Exercise prompt |
Keep only the lines where "Radeon" appears.

**** Provided information ****

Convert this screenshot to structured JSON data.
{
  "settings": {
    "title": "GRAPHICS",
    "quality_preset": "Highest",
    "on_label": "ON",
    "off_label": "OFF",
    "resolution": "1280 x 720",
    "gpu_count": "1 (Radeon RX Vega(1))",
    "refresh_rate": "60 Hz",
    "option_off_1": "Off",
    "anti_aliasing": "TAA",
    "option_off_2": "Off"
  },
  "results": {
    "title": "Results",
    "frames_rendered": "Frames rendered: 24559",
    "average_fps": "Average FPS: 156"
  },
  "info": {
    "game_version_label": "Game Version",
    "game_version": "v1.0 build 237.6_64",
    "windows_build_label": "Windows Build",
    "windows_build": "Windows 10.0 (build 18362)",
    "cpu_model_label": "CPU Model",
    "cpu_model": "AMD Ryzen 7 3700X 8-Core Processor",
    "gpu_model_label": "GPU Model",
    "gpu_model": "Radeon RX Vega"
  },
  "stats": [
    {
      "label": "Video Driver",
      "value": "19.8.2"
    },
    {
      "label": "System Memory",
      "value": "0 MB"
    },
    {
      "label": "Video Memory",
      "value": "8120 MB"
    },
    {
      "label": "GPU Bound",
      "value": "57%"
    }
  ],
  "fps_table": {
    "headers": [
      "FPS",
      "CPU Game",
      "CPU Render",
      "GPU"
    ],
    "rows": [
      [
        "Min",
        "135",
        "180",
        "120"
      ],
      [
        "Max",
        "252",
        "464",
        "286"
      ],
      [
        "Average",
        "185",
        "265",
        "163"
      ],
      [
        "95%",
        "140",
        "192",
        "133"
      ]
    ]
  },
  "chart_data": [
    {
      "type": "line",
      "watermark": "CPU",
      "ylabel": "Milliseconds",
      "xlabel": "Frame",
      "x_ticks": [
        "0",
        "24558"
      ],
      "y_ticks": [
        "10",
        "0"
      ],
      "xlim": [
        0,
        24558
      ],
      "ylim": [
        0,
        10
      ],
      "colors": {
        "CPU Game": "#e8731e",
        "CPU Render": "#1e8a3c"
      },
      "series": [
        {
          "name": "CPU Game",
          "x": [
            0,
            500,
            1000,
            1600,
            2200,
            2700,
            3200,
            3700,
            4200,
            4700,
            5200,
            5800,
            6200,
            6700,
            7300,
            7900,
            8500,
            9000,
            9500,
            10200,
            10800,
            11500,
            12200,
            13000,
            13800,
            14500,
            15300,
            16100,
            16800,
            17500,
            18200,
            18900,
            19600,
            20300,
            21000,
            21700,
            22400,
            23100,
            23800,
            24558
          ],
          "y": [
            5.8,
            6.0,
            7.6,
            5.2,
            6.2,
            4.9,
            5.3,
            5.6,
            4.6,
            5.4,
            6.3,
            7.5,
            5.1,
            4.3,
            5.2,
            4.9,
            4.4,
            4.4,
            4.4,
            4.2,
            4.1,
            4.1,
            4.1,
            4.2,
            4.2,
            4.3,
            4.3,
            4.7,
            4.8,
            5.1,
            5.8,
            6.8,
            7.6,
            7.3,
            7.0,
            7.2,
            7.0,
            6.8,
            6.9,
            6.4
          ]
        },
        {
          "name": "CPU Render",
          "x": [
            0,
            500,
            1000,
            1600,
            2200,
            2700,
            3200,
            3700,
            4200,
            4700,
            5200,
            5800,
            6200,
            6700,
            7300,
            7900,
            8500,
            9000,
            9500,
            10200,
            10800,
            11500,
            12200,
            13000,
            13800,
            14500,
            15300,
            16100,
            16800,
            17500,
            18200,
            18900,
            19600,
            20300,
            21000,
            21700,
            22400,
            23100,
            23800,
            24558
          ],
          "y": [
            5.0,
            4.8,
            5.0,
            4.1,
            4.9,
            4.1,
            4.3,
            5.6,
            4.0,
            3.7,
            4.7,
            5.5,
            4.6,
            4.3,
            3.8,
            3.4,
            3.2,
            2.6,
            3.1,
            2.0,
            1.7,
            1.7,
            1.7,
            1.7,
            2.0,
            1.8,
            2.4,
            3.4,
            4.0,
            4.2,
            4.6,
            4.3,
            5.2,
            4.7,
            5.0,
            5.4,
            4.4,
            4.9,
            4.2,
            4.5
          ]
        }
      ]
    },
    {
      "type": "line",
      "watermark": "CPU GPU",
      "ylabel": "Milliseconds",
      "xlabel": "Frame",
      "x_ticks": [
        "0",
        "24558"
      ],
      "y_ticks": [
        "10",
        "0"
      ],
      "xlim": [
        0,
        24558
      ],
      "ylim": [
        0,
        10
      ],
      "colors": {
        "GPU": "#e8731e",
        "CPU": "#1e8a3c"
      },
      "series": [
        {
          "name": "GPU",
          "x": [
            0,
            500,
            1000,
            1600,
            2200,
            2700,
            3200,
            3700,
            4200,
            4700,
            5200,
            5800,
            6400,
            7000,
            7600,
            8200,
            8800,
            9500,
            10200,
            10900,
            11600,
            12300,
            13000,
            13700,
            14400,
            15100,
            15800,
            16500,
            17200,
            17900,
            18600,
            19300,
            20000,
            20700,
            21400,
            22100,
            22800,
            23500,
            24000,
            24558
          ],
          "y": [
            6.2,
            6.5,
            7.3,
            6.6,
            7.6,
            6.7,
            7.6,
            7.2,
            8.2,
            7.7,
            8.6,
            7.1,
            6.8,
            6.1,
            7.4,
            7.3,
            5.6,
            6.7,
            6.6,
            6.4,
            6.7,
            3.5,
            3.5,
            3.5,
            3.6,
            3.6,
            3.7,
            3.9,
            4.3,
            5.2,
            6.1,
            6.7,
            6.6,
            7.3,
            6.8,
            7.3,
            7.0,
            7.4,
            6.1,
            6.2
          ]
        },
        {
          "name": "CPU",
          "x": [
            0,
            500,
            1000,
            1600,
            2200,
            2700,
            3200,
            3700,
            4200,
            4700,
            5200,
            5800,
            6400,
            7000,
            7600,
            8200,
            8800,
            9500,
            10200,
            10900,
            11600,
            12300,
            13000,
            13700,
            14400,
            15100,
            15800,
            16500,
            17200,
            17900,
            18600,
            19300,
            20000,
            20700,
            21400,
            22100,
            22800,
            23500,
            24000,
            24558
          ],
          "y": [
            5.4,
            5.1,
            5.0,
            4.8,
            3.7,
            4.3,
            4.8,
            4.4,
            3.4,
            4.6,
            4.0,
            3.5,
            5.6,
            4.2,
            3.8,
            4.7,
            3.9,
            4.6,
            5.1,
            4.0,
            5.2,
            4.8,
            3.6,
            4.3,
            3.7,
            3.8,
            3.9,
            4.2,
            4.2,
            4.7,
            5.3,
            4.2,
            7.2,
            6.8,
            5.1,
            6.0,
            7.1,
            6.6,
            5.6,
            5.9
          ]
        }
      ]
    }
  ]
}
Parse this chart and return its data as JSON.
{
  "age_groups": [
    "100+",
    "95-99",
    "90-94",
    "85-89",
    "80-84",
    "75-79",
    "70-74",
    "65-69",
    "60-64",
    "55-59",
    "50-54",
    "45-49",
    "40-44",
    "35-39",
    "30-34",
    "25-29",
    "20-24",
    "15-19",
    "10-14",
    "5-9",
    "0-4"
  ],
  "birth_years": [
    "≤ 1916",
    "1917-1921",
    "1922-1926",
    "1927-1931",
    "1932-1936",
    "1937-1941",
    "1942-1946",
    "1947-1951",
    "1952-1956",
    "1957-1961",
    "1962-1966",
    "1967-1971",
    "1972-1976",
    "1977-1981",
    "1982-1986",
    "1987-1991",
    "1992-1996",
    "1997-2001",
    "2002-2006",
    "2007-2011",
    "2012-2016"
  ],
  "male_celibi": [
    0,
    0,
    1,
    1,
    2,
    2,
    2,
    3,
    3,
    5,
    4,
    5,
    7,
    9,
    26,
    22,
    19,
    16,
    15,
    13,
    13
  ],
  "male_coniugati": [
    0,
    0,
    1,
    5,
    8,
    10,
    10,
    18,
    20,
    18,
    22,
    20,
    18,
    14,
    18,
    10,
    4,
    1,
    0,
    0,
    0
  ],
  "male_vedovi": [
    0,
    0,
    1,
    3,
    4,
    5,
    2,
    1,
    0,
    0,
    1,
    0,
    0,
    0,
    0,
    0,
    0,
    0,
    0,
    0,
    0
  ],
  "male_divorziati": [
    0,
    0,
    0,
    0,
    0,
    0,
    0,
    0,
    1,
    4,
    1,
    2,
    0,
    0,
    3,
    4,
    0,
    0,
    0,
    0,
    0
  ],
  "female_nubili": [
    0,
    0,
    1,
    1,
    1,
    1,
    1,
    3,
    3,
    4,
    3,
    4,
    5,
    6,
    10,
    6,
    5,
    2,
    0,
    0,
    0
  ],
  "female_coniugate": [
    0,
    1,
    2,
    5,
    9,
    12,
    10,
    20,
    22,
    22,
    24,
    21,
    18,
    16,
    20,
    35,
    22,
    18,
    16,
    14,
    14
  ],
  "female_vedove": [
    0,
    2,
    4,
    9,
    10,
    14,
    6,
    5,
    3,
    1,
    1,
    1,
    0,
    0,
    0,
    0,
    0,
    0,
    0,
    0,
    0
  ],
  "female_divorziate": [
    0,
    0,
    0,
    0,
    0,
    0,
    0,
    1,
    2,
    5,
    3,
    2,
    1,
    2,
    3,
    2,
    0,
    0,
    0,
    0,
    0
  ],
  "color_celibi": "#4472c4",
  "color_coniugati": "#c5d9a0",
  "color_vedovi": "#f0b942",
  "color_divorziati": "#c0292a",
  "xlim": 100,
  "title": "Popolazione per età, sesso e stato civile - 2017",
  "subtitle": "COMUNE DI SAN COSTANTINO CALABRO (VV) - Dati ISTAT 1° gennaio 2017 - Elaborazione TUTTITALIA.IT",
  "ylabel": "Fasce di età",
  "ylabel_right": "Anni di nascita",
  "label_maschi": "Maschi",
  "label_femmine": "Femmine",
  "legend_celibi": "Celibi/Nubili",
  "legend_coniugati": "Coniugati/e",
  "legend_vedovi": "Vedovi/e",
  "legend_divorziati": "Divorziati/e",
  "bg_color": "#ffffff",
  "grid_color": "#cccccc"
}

****

Problem solution |
    "gpu_count": "1 (Radeon RX Vega(1))",
    "gpu_model": "Radeon RX Vega"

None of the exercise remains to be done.